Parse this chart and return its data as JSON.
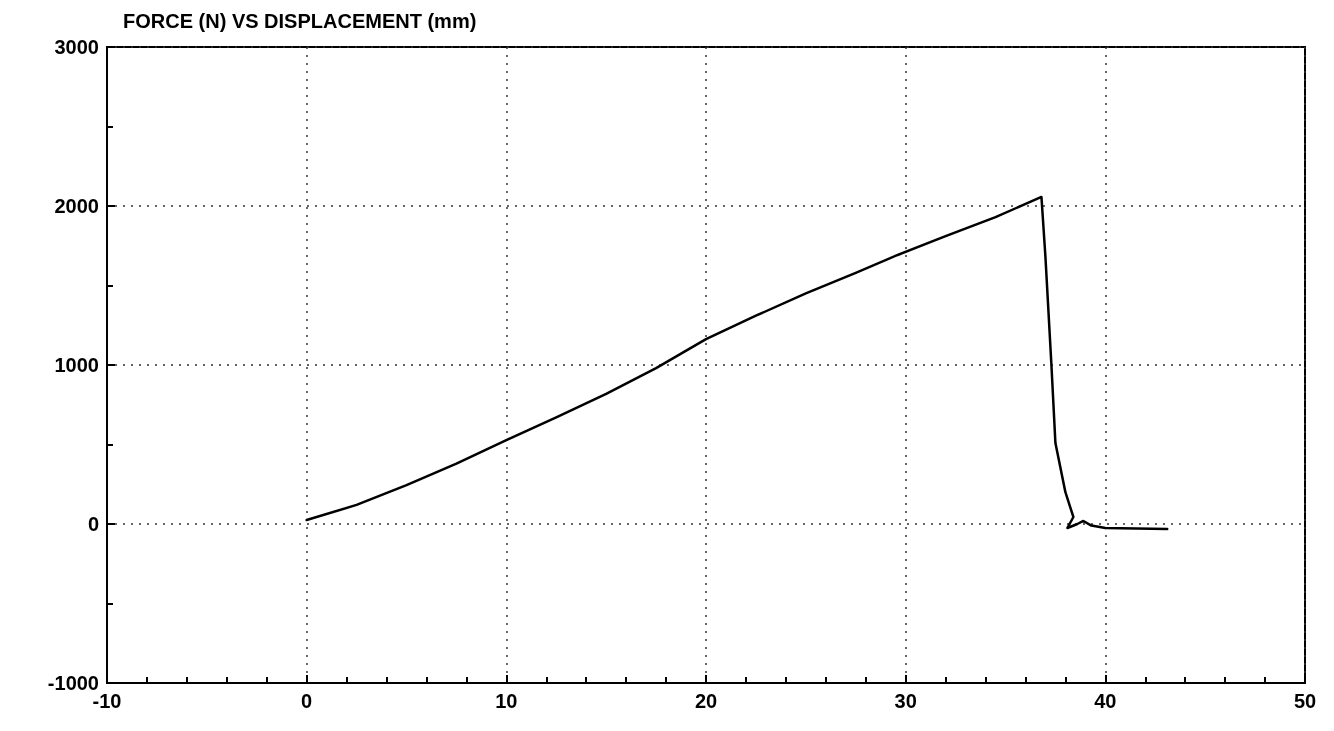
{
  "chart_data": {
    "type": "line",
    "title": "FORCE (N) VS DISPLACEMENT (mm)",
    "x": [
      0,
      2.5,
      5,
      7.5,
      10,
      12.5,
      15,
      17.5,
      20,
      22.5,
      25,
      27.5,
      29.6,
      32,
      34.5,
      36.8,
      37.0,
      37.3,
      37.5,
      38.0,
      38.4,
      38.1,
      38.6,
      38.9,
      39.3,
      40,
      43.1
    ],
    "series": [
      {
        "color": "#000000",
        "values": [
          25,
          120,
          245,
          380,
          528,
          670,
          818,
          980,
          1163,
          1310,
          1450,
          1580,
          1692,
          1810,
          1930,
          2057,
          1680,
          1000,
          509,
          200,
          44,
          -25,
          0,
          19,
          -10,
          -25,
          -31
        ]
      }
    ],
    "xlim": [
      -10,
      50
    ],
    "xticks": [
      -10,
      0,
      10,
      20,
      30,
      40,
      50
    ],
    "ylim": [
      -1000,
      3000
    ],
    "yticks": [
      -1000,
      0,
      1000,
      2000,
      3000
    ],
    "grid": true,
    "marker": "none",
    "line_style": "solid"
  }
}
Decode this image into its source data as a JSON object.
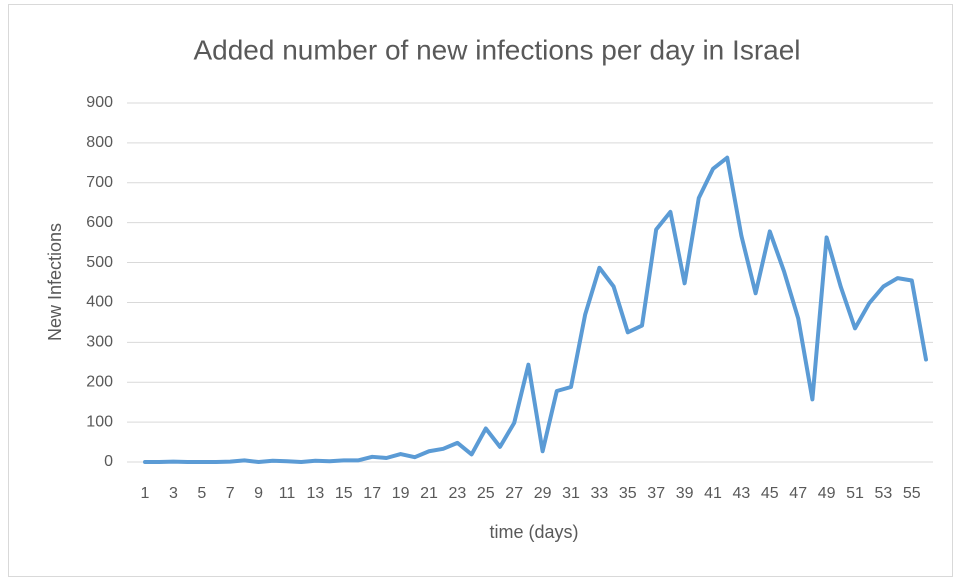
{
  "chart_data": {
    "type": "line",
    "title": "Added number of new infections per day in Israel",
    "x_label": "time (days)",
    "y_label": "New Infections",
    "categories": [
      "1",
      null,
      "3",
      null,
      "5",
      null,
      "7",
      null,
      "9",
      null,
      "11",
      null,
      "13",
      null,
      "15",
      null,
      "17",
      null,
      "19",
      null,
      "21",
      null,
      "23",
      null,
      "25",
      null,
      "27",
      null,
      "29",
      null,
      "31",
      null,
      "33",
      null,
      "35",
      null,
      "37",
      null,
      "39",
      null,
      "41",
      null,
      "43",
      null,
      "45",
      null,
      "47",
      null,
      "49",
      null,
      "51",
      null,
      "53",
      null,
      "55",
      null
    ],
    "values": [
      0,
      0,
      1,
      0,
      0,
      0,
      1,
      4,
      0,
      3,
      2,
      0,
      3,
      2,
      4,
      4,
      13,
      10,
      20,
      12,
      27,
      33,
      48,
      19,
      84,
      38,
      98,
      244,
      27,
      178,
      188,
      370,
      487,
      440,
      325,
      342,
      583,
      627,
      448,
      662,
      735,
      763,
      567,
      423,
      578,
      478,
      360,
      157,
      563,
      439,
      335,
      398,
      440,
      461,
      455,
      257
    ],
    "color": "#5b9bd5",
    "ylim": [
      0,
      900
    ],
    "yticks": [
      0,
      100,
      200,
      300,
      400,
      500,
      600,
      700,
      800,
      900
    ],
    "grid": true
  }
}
----------------
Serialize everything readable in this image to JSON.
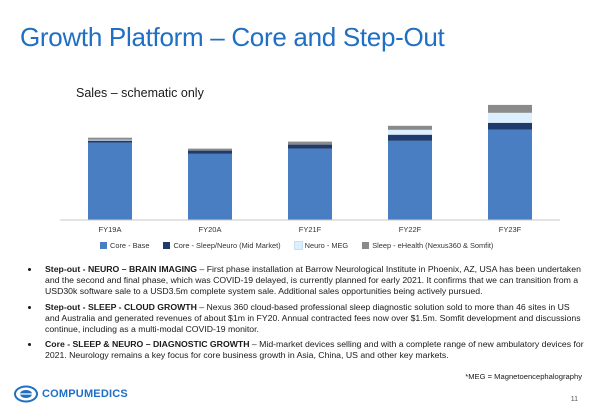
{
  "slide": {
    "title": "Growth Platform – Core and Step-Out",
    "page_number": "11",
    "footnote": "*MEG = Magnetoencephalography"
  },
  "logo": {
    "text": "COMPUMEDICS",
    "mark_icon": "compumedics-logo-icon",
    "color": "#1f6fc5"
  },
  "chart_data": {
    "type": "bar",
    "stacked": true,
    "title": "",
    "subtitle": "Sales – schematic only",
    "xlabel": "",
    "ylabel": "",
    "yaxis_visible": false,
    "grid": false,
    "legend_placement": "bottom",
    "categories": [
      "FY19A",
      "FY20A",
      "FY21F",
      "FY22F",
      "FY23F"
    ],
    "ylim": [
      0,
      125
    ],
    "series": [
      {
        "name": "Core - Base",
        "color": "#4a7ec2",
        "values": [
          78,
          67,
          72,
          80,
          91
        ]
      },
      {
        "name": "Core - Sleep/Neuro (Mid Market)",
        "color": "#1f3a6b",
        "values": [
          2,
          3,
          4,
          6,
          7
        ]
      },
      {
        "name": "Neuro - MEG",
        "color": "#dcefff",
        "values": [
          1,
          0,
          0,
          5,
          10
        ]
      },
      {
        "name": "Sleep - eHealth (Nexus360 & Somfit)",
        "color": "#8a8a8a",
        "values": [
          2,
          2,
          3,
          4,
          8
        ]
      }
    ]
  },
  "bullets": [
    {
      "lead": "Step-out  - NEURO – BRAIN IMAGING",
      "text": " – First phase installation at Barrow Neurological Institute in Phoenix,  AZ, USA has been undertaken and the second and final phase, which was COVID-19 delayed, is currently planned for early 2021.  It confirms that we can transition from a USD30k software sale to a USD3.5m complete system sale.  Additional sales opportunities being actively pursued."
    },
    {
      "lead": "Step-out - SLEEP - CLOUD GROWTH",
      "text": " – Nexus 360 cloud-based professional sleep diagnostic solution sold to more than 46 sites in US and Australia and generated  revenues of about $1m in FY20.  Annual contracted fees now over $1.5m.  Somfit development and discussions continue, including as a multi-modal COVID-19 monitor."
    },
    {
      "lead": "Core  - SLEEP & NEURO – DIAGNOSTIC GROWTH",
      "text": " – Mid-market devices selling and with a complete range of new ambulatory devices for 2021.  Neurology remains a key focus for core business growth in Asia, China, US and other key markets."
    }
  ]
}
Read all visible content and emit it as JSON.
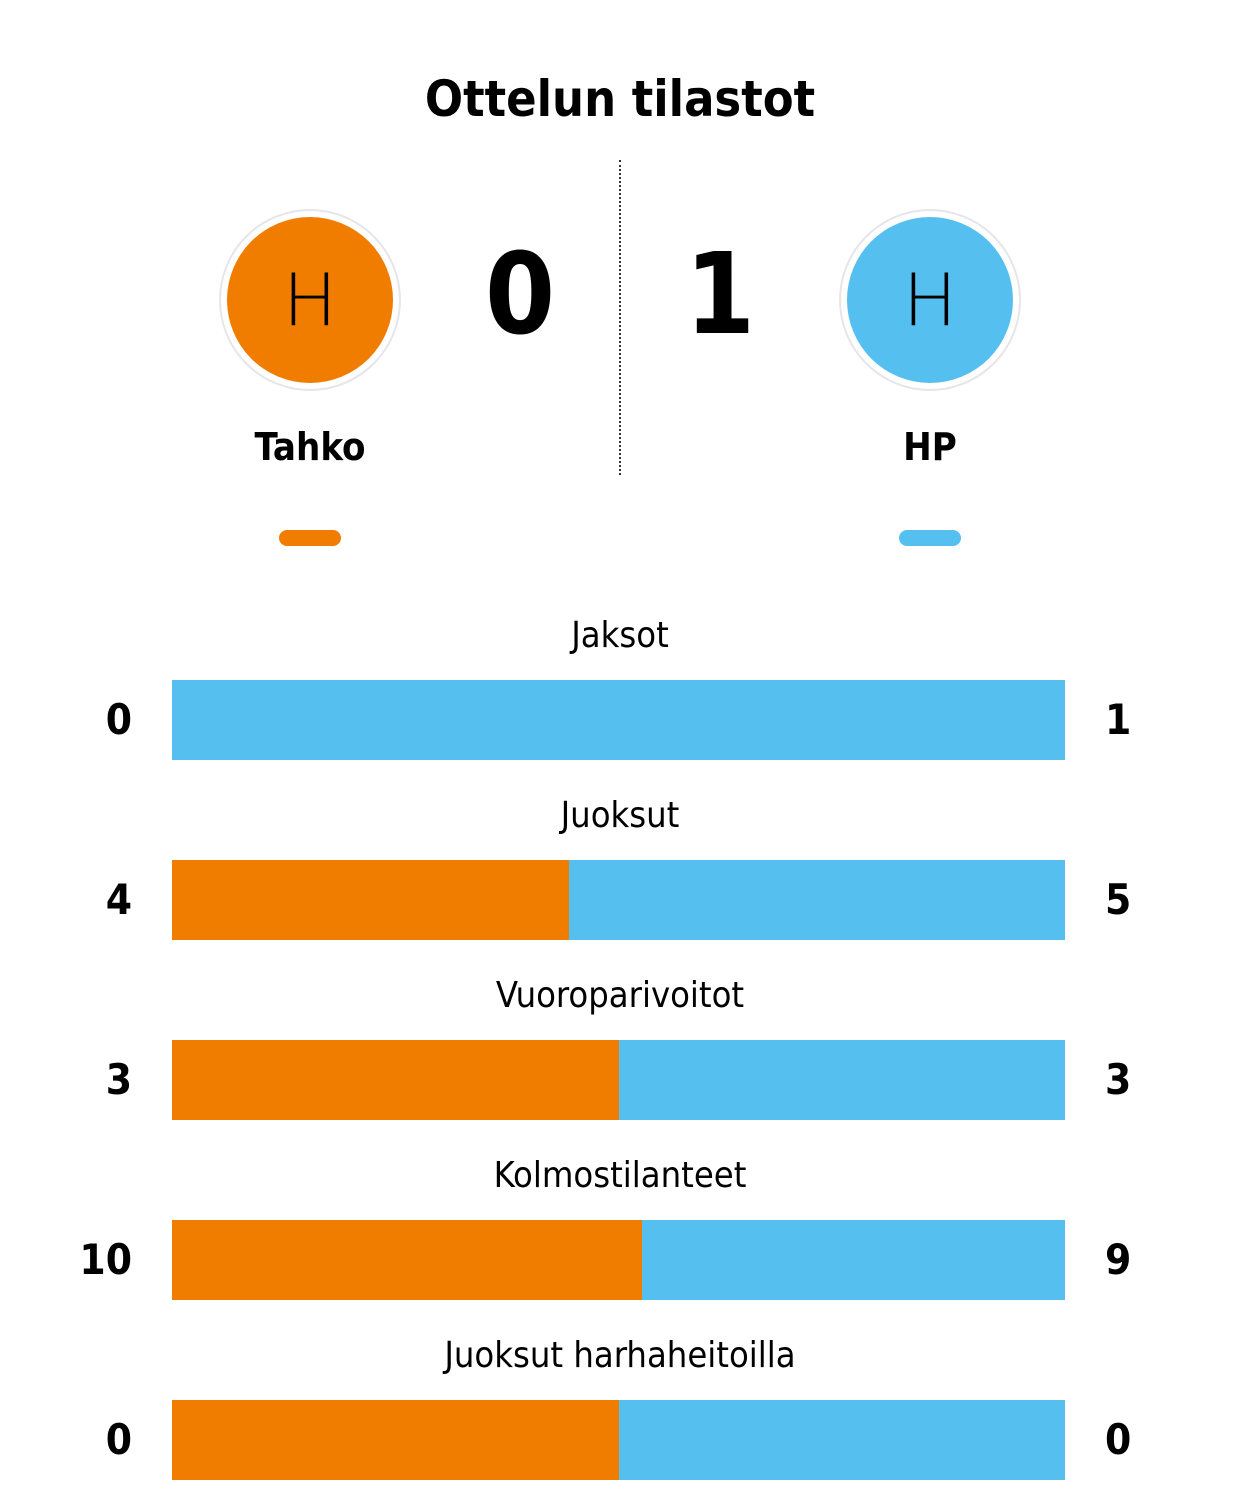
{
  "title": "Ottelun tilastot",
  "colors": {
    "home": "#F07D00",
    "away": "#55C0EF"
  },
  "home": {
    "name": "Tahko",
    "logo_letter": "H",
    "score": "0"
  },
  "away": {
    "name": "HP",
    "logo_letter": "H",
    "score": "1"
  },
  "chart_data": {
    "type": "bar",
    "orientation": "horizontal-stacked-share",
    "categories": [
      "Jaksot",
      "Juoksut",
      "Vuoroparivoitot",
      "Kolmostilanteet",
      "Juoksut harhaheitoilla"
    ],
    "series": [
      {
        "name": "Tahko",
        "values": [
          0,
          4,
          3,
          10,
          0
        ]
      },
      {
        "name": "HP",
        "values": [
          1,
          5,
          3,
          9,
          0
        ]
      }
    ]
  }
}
----------------
What you should do ▸
Using the listing above, gather each line that holds the string "lead" and copy it.

Written response ▸
      "lead": "Step-out  - NEURO – BRAIN IMAGING",
      "lead": "Step-out - SLEEP - CLOUD GROWTH",
      "lead": "Core  - SLEEP & NEURO – DIAGNOSTIC GROWTH",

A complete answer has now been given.